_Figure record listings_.
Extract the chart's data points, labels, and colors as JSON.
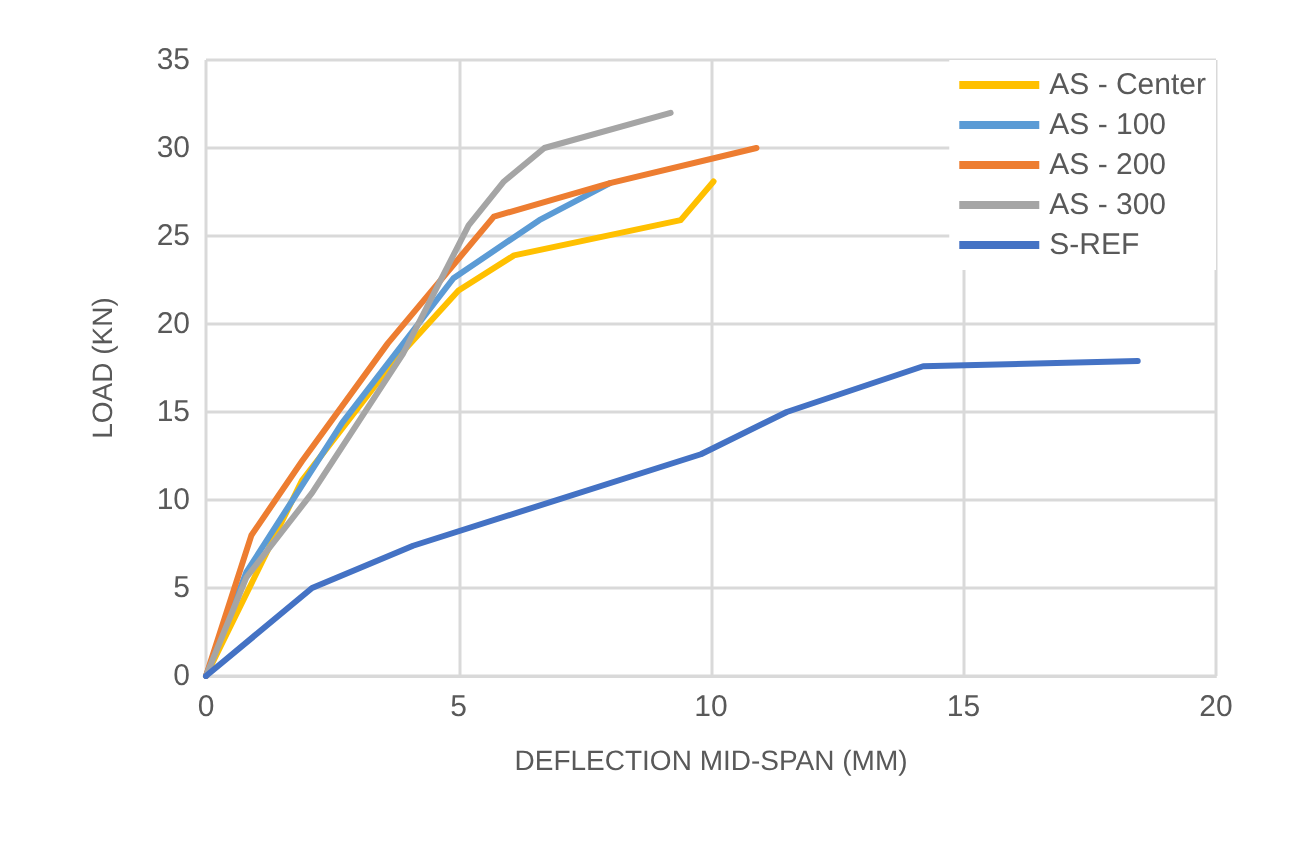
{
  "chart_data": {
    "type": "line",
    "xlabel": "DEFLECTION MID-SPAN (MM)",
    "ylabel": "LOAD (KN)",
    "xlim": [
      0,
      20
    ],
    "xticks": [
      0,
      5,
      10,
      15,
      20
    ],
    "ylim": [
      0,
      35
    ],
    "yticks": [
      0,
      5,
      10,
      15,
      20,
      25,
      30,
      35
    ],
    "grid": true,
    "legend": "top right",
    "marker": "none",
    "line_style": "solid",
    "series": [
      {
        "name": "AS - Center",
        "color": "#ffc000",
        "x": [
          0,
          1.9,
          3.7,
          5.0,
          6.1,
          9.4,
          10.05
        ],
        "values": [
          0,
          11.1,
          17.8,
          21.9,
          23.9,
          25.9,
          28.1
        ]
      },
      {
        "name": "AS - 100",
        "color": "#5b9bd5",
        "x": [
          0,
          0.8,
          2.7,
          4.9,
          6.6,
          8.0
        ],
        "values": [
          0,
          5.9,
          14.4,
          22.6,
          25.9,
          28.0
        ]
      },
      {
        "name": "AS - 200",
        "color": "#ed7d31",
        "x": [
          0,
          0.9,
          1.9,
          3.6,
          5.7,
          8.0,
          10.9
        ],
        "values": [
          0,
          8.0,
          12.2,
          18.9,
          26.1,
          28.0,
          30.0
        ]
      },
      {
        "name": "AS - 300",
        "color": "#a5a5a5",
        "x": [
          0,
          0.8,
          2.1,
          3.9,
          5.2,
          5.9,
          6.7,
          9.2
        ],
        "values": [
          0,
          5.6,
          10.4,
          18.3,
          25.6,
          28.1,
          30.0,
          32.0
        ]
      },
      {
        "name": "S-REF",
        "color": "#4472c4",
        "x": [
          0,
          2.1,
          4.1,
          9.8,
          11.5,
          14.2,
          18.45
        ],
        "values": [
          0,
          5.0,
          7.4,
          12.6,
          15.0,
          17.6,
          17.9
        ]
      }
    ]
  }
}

_Directive_.
In the material above, find each line that contains the word "name", and select it.

_Result of the task_.
        "name": "AS - Center",
        "name": "AS - 100",
        "name": "AS - 200",
        "name": "AS - 300",
        "name": "S-REF",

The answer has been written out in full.